• [Exercise details] Locate every line in the records below that holds the word "climatology" and return each one.

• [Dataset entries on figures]
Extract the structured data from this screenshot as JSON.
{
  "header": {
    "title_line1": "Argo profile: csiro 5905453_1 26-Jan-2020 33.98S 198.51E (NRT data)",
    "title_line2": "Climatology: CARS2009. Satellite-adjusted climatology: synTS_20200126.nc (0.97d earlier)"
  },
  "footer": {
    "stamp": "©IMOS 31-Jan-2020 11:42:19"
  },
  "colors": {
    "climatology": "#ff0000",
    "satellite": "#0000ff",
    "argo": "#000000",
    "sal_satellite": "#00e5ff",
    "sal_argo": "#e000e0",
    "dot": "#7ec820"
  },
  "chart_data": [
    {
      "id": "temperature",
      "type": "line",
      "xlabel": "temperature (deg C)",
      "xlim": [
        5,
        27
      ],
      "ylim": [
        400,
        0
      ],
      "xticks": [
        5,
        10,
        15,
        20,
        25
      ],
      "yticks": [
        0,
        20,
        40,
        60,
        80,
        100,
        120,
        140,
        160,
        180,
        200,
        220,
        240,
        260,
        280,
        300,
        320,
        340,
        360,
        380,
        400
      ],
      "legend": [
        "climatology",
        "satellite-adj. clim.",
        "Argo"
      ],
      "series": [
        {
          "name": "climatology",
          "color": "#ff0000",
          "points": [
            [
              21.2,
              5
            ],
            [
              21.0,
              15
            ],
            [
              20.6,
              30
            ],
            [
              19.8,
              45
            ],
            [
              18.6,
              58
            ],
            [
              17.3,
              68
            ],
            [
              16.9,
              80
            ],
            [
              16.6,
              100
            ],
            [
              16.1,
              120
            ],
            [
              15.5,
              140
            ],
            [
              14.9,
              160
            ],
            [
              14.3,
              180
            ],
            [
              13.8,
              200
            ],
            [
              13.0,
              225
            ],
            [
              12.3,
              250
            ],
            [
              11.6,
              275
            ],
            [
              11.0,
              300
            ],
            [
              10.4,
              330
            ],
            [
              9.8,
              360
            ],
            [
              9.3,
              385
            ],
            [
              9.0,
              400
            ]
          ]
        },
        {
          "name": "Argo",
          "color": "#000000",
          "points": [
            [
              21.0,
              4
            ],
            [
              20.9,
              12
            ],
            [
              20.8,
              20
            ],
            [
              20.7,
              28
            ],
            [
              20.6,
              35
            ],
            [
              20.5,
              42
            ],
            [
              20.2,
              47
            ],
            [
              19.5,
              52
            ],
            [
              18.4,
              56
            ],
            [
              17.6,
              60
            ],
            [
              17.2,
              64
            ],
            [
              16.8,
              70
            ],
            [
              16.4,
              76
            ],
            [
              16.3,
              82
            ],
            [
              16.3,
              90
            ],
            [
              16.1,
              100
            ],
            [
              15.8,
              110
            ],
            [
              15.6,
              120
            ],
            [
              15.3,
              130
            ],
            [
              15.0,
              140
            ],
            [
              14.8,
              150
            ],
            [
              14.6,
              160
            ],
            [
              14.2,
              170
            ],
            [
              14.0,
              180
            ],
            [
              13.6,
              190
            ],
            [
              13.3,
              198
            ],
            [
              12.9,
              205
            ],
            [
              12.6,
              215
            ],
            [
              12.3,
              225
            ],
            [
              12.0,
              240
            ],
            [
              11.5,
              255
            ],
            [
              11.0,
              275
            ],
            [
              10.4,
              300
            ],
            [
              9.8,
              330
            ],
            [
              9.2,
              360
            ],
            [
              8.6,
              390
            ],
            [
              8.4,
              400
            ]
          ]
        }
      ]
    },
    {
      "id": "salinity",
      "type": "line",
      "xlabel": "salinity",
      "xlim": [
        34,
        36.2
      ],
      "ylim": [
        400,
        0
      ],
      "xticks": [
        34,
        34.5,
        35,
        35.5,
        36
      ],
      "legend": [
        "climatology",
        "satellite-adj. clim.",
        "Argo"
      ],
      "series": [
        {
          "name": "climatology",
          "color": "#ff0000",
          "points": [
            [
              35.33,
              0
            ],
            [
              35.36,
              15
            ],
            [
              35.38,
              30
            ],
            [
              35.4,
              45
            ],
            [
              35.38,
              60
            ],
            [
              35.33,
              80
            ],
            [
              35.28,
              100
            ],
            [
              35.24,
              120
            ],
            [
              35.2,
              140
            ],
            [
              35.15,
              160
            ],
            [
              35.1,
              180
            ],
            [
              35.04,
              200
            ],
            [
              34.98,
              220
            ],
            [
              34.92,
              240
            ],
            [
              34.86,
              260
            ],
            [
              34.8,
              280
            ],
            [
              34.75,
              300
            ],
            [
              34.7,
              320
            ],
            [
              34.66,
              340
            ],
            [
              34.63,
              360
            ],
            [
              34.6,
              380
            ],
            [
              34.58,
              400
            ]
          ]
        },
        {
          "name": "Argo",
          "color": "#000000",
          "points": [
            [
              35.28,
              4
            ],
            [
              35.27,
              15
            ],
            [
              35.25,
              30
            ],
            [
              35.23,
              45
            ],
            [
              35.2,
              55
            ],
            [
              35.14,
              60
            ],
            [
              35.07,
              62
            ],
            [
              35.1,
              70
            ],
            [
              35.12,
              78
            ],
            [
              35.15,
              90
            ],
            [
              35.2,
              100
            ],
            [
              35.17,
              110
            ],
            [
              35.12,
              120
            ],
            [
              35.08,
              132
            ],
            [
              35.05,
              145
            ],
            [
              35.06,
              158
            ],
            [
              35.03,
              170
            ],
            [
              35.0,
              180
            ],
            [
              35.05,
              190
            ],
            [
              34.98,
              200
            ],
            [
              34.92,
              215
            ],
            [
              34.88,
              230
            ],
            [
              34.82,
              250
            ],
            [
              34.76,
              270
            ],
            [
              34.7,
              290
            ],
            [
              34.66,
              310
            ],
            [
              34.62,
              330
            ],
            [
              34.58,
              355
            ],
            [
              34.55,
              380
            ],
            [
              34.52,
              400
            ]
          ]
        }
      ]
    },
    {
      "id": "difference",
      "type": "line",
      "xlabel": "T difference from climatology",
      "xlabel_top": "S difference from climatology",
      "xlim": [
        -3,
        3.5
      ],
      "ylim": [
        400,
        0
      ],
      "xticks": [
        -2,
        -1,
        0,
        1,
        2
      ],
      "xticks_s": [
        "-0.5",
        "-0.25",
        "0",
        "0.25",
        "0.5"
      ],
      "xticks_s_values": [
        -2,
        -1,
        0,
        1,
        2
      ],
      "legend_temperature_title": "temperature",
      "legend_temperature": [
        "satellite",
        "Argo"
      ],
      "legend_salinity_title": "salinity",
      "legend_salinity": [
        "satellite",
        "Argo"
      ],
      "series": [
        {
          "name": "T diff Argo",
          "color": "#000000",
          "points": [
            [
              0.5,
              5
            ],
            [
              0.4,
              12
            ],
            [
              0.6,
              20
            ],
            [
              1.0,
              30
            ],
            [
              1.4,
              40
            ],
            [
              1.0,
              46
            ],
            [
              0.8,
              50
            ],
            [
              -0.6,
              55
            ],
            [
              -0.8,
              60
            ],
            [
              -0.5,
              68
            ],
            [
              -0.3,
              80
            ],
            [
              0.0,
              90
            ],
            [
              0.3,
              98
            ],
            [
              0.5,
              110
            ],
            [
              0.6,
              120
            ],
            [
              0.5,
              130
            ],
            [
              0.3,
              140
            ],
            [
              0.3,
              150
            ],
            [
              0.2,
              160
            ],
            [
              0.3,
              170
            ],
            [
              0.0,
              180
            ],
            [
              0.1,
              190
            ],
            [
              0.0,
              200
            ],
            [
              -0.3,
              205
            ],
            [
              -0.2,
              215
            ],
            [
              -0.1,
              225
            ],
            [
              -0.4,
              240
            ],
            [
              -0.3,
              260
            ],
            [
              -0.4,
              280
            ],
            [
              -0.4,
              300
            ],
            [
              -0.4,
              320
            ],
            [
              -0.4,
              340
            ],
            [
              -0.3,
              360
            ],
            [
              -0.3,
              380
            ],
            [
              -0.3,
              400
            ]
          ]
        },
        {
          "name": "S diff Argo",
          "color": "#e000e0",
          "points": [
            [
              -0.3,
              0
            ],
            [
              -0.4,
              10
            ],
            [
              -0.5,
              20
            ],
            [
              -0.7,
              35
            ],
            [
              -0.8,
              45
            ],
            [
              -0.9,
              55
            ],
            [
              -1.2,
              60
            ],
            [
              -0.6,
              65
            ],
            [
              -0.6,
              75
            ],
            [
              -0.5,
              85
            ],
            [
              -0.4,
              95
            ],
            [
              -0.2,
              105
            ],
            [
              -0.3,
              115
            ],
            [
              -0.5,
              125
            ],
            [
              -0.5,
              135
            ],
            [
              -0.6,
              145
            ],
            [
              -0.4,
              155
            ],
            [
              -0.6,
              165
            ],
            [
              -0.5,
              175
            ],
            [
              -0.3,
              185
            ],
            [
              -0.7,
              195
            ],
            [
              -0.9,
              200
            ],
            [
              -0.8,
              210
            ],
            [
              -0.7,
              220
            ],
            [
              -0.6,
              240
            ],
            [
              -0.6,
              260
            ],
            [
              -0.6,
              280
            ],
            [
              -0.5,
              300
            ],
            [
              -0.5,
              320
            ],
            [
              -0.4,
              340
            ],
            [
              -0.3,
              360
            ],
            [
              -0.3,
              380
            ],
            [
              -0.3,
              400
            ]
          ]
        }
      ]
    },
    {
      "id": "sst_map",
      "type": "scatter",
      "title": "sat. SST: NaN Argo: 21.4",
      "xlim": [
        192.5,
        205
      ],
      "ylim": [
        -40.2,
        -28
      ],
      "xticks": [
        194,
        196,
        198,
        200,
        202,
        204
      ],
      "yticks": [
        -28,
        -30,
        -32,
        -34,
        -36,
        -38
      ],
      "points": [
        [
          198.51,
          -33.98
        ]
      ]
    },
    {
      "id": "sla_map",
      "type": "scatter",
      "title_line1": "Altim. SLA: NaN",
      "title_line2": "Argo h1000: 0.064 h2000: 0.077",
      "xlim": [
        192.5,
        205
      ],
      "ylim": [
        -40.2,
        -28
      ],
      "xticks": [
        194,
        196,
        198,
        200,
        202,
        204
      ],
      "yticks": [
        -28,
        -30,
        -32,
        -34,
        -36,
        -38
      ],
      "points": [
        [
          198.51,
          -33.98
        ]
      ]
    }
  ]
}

• [Finished answer]
    "title_line2": "Climatology: CARS2009. Satellite-adjusted climatology: synTS_20200126.nc (0.97d earlier)"
    "climatology": "#ff0000",
        "climatology",
          "name": "climatology",
        "climatology",
          "name": "climatology",
      "xlabel": "T difference from climatology",
      "xlabel_top": "S difference from climatology",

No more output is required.